▸ **EXERCISE REQUIREMENTS**: Using the data below, repeat all of it precisely.

▸ **THE INPUT**:
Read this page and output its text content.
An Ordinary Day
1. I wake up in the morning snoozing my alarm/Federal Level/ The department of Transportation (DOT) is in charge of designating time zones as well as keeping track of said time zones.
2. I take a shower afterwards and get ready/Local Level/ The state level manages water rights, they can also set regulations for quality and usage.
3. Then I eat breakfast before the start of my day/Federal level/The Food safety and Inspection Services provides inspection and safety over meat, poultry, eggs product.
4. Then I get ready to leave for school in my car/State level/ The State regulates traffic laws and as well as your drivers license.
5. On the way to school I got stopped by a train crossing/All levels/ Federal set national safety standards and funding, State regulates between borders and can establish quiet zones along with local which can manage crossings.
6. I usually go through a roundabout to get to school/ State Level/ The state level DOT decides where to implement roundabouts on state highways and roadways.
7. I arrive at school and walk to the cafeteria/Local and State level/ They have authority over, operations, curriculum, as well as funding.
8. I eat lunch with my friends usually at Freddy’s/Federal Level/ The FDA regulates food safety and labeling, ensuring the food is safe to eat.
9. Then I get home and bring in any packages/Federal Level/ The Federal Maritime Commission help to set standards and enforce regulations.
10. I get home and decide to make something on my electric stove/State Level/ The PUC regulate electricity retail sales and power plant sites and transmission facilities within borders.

▸ **OUTPUT FOR THIS TASK**:
Read this page and output its text content.
An Ordinary Day
1. I wake up in the morning snoozing my alarm/Federal Level/ The department of Transportation (DOT) is in charge of designating time zones as well as keeping track of said time zones.
2. I take a shower afterwards and get ready/Local Level/ The state level manages water rights, they can also set regulations for quality and usage.
3. Then I eat breakfast before the start of my day/Federal level/The Food safety and Inspection Services provides inspection and safety over meat, poultry, eggs product.
4. Then I get ready to leave for school in my car/State level/ The State regulates traffic laws and as well as your drivers license.
5. On the way to school I got stopped by a train crossing/All levels/ Federal set national safety standards and funding, State regulates between borders and can establish quiet zones along with local which can manage crossings.
6. I usually go through a roundabout to get to school/ State Level/ The state level DOT decides where to implement roundabouts on state highways and roadways.
7. I arrive at school and walk to the cafeteria/Local and State level/ They have authority over, operations, curriculum, as well as funding.
8. I eat lunch with my friends usually at Freddy’s/Federal Level/ The FDA regulates food safety and labeling, ensuring the food is safe to eat.
9. Then I get home and bring in any packages/Federal Level/ The Federal Maritime Commission help to set standards and enforce regulations.
10. I get home and decide to make something on my electric stove/State Level/ The PUC regulate electricity retail sales and power plant sites and transmission facilities within borders.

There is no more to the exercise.